** START Data shown **

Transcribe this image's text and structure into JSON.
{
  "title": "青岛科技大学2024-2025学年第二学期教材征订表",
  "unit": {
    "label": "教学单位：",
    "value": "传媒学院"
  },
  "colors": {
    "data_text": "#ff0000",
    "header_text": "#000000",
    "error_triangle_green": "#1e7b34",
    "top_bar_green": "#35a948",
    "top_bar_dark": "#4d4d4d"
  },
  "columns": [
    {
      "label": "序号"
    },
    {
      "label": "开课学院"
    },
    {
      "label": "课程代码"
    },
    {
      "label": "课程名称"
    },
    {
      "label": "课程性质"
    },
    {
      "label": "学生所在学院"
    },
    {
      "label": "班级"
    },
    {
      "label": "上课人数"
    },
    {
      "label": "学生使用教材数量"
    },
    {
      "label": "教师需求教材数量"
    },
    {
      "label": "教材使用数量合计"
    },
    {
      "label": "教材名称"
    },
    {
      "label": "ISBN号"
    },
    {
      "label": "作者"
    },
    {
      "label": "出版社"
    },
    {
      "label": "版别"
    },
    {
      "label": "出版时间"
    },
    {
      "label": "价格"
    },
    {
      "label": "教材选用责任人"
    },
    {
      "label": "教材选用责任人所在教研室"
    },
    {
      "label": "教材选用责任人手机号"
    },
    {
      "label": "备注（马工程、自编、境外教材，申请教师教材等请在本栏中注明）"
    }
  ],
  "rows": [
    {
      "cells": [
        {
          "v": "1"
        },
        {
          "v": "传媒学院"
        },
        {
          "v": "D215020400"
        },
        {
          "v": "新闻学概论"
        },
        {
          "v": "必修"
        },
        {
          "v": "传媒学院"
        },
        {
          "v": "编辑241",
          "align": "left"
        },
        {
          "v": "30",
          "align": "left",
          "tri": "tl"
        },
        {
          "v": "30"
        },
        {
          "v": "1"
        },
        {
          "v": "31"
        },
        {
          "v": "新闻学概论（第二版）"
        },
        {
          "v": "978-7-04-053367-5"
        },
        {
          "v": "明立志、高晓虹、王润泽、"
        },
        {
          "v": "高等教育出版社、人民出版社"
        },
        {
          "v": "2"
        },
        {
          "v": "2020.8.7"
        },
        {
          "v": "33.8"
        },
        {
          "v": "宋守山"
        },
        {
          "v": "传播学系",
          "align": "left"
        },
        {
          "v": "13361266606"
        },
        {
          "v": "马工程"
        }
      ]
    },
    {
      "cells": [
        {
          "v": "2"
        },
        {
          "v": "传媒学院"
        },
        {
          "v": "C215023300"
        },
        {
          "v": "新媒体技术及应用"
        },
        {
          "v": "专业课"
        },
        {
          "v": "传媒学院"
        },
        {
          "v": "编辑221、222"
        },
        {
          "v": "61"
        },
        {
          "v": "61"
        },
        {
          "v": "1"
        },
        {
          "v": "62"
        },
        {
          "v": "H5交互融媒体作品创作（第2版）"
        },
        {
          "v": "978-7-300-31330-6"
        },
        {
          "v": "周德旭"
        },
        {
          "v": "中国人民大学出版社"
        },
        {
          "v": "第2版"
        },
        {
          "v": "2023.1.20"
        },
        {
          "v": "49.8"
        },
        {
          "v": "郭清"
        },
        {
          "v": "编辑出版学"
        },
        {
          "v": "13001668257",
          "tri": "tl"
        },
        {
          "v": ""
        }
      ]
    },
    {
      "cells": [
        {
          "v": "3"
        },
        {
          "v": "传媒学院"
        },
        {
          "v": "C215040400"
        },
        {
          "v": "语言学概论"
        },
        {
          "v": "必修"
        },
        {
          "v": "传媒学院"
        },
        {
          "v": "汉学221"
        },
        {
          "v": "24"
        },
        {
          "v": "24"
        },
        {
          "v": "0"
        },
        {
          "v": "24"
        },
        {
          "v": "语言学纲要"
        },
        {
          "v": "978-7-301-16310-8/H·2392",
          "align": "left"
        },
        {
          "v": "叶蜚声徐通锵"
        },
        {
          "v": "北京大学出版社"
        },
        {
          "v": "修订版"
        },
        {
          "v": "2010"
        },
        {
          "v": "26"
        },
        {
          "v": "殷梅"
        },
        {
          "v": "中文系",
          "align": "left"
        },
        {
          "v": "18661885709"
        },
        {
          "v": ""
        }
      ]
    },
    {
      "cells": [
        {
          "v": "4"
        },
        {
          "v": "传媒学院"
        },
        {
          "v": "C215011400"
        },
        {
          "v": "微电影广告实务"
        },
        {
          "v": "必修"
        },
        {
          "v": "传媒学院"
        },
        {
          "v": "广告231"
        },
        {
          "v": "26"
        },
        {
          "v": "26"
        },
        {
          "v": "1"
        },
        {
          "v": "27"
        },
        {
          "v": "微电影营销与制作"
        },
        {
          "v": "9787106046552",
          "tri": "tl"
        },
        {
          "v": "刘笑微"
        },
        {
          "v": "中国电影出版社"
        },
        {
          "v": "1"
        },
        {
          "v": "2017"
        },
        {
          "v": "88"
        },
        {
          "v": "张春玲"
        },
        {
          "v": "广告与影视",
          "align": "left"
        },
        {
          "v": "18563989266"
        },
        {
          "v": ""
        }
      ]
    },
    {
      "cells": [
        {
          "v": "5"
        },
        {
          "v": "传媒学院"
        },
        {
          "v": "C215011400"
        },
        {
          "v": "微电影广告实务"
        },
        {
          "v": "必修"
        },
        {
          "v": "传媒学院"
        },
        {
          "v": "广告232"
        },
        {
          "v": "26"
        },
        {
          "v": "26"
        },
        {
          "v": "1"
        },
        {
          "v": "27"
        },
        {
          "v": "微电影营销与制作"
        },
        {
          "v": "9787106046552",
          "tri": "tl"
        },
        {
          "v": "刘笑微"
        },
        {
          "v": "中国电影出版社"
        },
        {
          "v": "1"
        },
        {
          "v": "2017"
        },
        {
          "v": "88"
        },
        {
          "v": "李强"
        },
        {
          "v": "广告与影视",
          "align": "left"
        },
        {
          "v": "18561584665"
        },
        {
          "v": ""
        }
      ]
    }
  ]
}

** END Data shown **

From the listing above, reproduce all the lines exactly.

> Output of the task:
Transcribe this image's text and structure into JSON.
{
  "title": "青岛科技大学2024-2025学年第二学期教材征订表",
  "unit": {
    "label": "教学单位：",
    "value": "传媒学院"
  },
  "colors": {
    "data_text": "#ff0000",
    "header_text": "#000000",
    "error_triangle_green": "#1e7b34",
    "top_bar_green": "#35a948",
    "top_bar_dark": "#4d4d4d"
  },
  "columns": [
    {
      "label": "序号"
    },
    {
      "label": "开课学院"
    },
    {
      "label": "课程代码"
    },
    {
      "label": "课程名称"
    },
    {
      "label": "课程性质"
    },
    {
      "label": "学生所在学院"
    },
    {
      "label": "班级"
    },
    {
      "label": "上课人数"
    },
    {
      "label": "学生使用教材数量"
    },
    {
      "label": "教师需求教材数量"
    },
    {
      "label": "教材使用数量合计"
    },
    {
      "label": "教材名称"
    },
    {
      "label": "ISBN号"
    },
    {
      "label": "作者"
    },
    {
      "label": "出版社"
    },
    {
      "label": "版别"
    },
    {
      "label": "出版时间"
    },
    {
      "label": "价格"
    },
    {
      "label": "教材选用责任人"
    },
    {
      "label": "教材选用责任人所在教研室"
    },
    {
      "label": "教材选用责任人手机号"
    },
    {
      "label": "备注（马工程、自编、境外教材，申请教师教材等请在本栏中注明）"
    }
  ],
  "rows": [
    {
      "cells": [
        {
          "v": "1"
        },
        {
          "v": "传媒学院"
        },
        {
          "v": "D215020400"
        },
        {
          "v": "新闻学概论"
        },
        {
          "v": "必修"
        },
        {
          "v": "传媒学院"
        },
        {
          "v": "编辑241",
          "align": "left"
        },
        {
          "v": "30",
          "align": "left",
          "tri": "tl"
        },
        {
          "v": "30"
        },
        {
          "v": "1"
        },
        {
          "v": "31"
        },
        {
          "v": "新闻学概论（第二版）"
        },
        {
          "v": "978-7-04-053367-5"
        },
        {
          "v": "明立志、高晓虹、王润泽、"
        },
        {
          "v": "高等教育出版社、人民出版社"
        },
        {
          "v": "2"
        },
        {
          "v": "2020.8.7"
        },
        {
          "v": "33.8"
        },
        {
          "v": "宋守山"
        },
        {
          "v": "传播学系",
          "align": "left"
        },
        {
          "v": "13361266606"
        },
        {
          "v": "马工程"
        }
      ]
    },
    {
      "cells": [
        {
          "v": "2"
        },
        {
          "v": "传媒学院"
        },
        {
          "v": "C215023300"
        },
        {
          "v": "新媒体技术及应用"
        },
        {
          "v": "专业课"
        },
        {
          "v": "传媒学院"
        },
        {
          "v": "编辑221、222"
        },
        {
          "v": "61"
        },
        {
          "v": "61"
        },
        {
          "v": "1"
        },
        {
          "v": "62"
        },
        {
          "v": "H5交互融媒体作品创作（第2版）"
        },
        {
          "v": "978-7-300-31330-6"
        },
        {
          "v": "周德旭"
        },
        {
          "v": "中国人民大学出版社"
        },
        {
          "v": "第2版"
        },
        {
          "v": "2023.1.20"
        },
        {
          "v": "49.8"
        },
        {
          "v": "郭清"
        },
        {
          "v": "编辑出版学"
        },
        {
          "v": "13001668257",
          "tri": "tl"
        },
        {
          "v": ""
        }
      ]
    },
    {
      "cells": [
        {
          "v": "3"
        },
        {
          "v": "传媒学院"
        },
        {
          "v": "C215040400"
        },
        {
          "v": "语言学概论"
        },
        {
          "v": "必修"
        },
        {
          "v": "传媒学院"
        },
        {
          "v": "汉学221"
        },
        {
          "v": "24"
        },
        {
          "v": "24"
        },
        {
          "v": "0"
        },
        {
          "v": "24"
        },
        {
          "v": "语言学纲要"
        },
        {
          "v": "978-7-301-16310-8/H·2392",
          "align": "left"
        },
        {
          "v": "叶蜚声徐通锵"
        },
        {
          "v": "北京大学出版社"
        },
        {
          "v": "修订版"
        },
        {
          "v": "2010"
        },
        {
          "v": "26"
        },
        {
          "v": "殷梅"
        },
        {
          "v": "中文系",
          "align": "left"
        },
        {
          "v": "18661885709"
        },
        {
          "v": ""
        }
      ]
    },
    {
      "cells": [
        {
          "v": "4"
        },
        {
          "v": "传媒学院"
        },
        {
          "v": "C215011400"
        },
        {
          "v": "微电影广告实务"
        },
        {
          "v": "必修"
        },
        {
          "v": "传媒学院"
        },
        {
          "v": "广告231"
        },
        {
          "v": "26"
        },
        {
          "v": "26"
        },
        {
          "v": "1"
        },
        {
          "v": "27"
        },
        {
          "v": "微电影营销与制作"
        },
        {
          "v": "9787106046552",
          "tri": "tl"
        },
        {
          "v": "刘笑微"
        },
        {
          "v": "中国电影出版社"
        },
        {
          "v": "1"
        },
        {
          "v": "2017"
        },
        {
          "v": "88"
        },
        {
          "v": "张春玲"
        },
        {
          "v": "广告与影视",
          "align": "left"
        },
        {
          "v": "18563989266"
        },
        {
          "v": ""
        }
      ]
    },
    {
      "cells": [
        {
          "v": "5"
        },
        {
          "v": "传媒学院"
        },
        {
          "v": "C215011400"
        },
        {
          "v": "微电影广告实务"
        },
        {
          "v": "必修"
        },
        {
          "v": "传媒学院"
        },
        {
          "v": "广告232"
        },
        {
          "v": "26"
        },
        {
          "v": "26"
        },
        {
          "v": "1"
        },
        {
          "v": "27"
        },
        {
          "v": "微电影营销与制作"
        },
        {
          "v": "9787106046552",
          "tri": "tl"
        },
        {
          "v": "刘笑微"
        },
        {
          "v": "中国电影出版社"
        },
        {
          "v": "1"
        },
        {
          "v": "2017"
        },
        {
          "v": "88"
        },
        {
          "v": "李强"
        },
        {
          "v": "广告与影视",
          "align": "left"
        },
        {
          "v": "18561584665"
        },
        {
          "v": ""
        }
      ]
    }
  ]
}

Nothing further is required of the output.